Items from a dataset
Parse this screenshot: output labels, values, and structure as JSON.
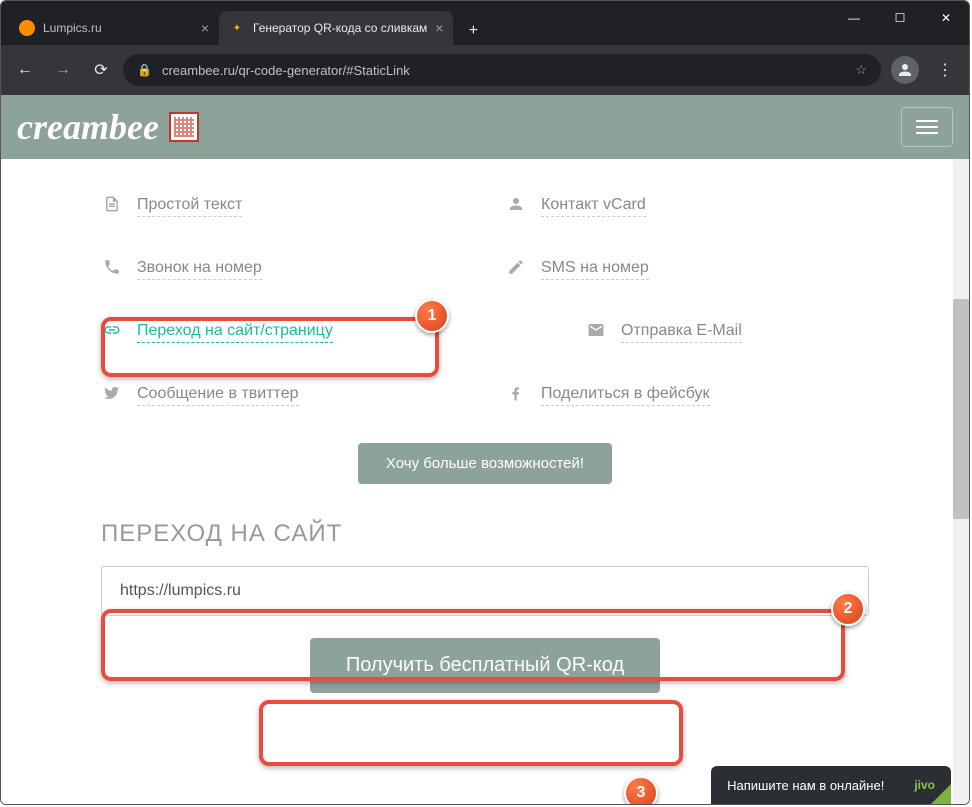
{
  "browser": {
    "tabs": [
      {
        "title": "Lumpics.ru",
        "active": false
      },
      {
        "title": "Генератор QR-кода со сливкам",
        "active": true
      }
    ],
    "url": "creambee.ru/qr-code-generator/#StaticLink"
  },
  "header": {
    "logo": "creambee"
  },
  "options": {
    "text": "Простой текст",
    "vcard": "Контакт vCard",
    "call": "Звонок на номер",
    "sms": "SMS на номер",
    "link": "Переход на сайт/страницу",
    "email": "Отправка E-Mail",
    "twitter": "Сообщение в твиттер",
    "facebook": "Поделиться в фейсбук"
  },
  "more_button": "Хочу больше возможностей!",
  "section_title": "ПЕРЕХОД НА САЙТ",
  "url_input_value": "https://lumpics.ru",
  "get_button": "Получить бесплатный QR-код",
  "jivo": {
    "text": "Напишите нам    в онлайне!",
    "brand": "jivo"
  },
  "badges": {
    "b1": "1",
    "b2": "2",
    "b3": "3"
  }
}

What is required
Reproduce the material above verbatim; omit every picture.

Expected output
Parse this screenshot: output labels, values, and structure as JSON.
{
  "browser": {
    "tabs": [
      {
        "title": "Lumpics.ru",
        "active": false
      },
      {
        "title": "Генератор QR-кода со сливкам",
        "active": true
      }
    ],
    "url": "creambee.ru/qr-code-generator/#StaticLink"
  },
  "header": {
    "logo": "creambee"
  },
  "options": {
    "text": "Простой текст",
    "vcard": "Контакт vCard",
    "call": "Звонок на номер",
    "sms": "SMS на номер",
    "link": "Переход на сайт/страницу",
    "email": "Отправка E-Mail",
    "twitter": "Сообщение в твиттер",
    "facebook": "Поделиться в фейсбук"
  },
  "more_button": "Хочу больше возможностей!",
  "section_title": "ПЕРЕХОД НА САЙТ",
  "url_input_value": "https://lumpics.ru",
  "get_button": "Получить бесплатный QR-код",
  "jivo": {
    "text": "Напишите нам    в онлайне!",
    "brand": "jivo"
  },
  "badges": {
    "b1": "1",
    "b2": "2",
    "b3": "3"
  }
}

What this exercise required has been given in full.